CONSEGNA A:
Nel testo sulla guerra per il petrolio, entro quando arriverà molto probabilmente la nuova guerra?

DOCUMENTO SORGENTE:
----------------
Stiamo per cacciarci in un’altra guerra per il petrolio in Medio Oriente, questa volta anche con possibili sviluppi nucleari. Guerre per gli idrocarburi ce ne sono state da più di un secolo, fin dagli albori dell’era petrolifera, ai tempi della Prima Guerra Mondiale. Quella attuale promette però di essere di un ordine di grandezza tale da cambiare l’aspetto politico del mondo in modo assai spettacolare e distruttivo. In un certo senso è una guerra saudita, fatta per ridisegnare i confini nazionali usciti dall’accordo Sykes-Picot del 1916, la famigerata spartizione dell’Impero Turco ottomano in disfacimento. Lo stupido scopo di questa nuova guerra è quello di mettere i campi petroliferi e i relativi oleodotti in Iraq e Siria, e magari anche un’ulteriore fetta di territorio, sotto il controllo diretto dell’Arabia Saudita, con il Qatar e la Turchia di Erdogan complici del crimine di Riyadh. Sfortunatamente, come in tutte la guerre, non ci saranno vincitori.
Tanto per cominciare, il maggior perdente sarà l’Europa, come lo saranno gli attuali cittadini di Iraq, Siria e i Kurdi turchi e siriani, popolazioni assai differenti fra loro. Il “Sultanato” turco di Erdogan sarà distrutto, con grandi perdite di vite umane, e il regno pre-feudale di Re Salman perderà tutta la sua influenza nello scacchiere internazionale. Cadranno per primi in una trappola mortale, accuratamente preparata per loro dalla NATO.
Occorre guardare in modo più approfondito agli elementi ed ai personaggi chiave nella preparazione di questa nuova guerra, una guerra che arriverà molto probabilmente entro l’estate del 2016.
----------------
DATI MOSTRATI:
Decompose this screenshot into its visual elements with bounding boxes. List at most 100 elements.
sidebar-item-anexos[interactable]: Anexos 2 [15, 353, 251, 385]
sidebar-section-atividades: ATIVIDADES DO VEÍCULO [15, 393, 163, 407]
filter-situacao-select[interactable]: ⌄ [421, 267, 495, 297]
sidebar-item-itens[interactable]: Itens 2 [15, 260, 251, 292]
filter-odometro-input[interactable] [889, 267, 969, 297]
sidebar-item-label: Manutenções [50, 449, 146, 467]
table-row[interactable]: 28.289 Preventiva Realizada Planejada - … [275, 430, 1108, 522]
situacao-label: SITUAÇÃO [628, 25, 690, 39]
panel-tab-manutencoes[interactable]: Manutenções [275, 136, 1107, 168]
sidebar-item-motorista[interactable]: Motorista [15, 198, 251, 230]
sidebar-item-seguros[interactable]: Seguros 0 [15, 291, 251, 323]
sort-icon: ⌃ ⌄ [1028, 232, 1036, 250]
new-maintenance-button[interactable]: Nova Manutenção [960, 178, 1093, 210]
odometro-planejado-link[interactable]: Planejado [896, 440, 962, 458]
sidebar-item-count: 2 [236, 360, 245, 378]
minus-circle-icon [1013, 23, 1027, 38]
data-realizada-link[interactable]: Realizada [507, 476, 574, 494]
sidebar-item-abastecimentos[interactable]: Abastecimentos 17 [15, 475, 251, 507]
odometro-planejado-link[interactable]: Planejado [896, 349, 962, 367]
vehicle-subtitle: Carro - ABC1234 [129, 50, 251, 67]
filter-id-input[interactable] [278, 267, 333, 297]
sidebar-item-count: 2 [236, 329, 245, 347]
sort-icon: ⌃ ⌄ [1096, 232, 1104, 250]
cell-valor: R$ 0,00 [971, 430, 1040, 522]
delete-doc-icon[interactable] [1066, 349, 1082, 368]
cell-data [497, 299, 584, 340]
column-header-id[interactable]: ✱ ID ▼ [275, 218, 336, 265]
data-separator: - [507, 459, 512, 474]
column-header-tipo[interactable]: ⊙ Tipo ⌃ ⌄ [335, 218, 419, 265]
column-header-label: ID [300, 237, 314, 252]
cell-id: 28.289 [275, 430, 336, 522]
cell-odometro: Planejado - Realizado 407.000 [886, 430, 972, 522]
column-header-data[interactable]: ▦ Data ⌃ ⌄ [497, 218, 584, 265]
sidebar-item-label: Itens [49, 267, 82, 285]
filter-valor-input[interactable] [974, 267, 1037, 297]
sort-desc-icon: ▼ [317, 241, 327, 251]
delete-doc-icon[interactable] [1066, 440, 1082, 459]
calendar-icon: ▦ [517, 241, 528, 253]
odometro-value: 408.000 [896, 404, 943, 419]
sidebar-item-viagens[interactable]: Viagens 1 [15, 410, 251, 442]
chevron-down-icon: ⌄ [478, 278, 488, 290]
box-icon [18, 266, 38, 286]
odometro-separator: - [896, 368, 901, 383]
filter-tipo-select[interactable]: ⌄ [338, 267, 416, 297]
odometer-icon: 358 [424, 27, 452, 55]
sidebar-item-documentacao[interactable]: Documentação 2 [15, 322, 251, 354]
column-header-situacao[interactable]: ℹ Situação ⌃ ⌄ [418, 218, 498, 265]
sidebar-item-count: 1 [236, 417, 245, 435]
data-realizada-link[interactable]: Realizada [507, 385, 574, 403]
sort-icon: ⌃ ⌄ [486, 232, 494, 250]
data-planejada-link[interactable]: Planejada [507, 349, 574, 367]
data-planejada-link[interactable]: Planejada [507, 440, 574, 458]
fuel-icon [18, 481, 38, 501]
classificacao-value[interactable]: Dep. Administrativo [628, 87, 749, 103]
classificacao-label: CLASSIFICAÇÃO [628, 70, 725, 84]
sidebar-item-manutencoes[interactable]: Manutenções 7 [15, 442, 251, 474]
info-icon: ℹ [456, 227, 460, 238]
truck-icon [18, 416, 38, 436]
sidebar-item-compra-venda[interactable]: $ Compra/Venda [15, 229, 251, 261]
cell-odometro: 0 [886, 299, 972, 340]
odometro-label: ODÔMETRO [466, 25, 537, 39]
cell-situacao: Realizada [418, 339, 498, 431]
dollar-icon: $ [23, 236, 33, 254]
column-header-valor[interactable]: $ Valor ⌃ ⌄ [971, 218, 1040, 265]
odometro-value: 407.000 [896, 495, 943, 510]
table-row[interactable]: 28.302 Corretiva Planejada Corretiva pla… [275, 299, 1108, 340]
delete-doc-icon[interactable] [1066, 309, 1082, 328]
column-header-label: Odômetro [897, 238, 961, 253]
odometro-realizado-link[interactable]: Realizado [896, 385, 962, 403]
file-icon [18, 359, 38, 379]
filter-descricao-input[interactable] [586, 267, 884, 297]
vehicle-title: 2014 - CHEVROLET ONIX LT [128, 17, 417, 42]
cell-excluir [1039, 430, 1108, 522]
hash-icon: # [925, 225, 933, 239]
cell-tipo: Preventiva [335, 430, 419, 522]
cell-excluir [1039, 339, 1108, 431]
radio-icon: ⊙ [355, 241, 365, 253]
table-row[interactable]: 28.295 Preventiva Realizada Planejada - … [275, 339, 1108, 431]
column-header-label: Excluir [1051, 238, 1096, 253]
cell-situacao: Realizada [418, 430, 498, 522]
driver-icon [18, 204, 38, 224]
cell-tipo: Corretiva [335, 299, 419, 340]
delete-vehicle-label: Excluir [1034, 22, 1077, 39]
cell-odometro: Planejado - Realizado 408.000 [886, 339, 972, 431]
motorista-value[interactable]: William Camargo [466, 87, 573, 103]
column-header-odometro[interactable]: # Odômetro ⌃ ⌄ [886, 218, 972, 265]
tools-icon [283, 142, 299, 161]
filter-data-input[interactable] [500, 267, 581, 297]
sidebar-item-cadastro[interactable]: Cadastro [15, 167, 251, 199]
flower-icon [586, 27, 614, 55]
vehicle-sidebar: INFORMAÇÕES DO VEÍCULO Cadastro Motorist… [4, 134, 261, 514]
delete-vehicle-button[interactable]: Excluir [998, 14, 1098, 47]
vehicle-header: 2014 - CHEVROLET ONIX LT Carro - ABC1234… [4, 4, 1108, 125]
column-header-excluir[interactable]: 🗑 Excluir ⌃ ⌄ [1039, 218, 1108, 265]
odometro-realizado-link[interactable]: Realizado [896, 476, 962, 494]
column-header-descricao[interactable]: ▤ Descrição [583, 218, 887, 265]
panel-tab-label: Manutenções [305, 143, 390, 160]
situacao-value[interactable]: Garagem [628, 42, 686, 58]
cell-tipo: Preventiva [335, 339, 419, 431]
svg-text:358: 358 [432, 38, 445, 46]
----------------
CONSEGNA B:
Ricopia, per favore, il tratto dell'elenco che va dal suo inizio fino alla riga che contiene "349, 962, 367]", inclusa.

RISPOSTA COMPLETA A:
Entro l'estate del 2016.

RISPOSTA COMPLETA B:
Decompose this screenshot into its visual elements with bounding boxes. List at most 100 elements.
sidebar-item-anexos[interactable]: Anexos 2 [15, 353, 251, 385]
sidebar-section-atividades: ATIVIDADES DO VEÍCULO [15, 393, 163, 407]
filter-situacao-select[interactable]: ⌄ [421, 267, 495, 297]
sidebar-item-itens[interactable]: Itens 2 [15, 260, 251, 292]
filter-odometro-input[interactable] [889, 267, 969, 297]
sidebar-item-label: Manutenções [50, 449, 146, 467]
table-row[interactable]: 28.289 Preventiva Realizada Planejada - … [275, 430, 1108, 522]
situacao-label: SITUAÇÃO [628, 25, 690, 39]
panel-tab-manutencoes[interactable]: Manutenções [275, 136, 1107, 168]
sidebar-item-motorista[interactable]: Motorista [15, 198, 251, 230]
sidebar-item-seguros[interactable]: Seguros 0 [15, 291, 251, 323]
sort-icon: ⌃ ⌄ [1028, 232, 1036, 250]
new-maintenance-button[interactable]: Nova Manutenção [960, 178, 1093, 210]
odometro-planejado-link[interactable]: Planejado [896, 440, 962, 458]
sidebar-item-count: 2 [236, 360, 245, 378]
minus-circle-icon [1013, 23, 1027, 38]
data-realizada-link[interactable]: Realizada [507, 476, 574, 494]
sidebar-item-abastecimentos[interactable]: Abastecimentos 17 [15, 475, 251, 507]
odometro-planejado-link[interactable]: Planejado [896, 349, 962, 367]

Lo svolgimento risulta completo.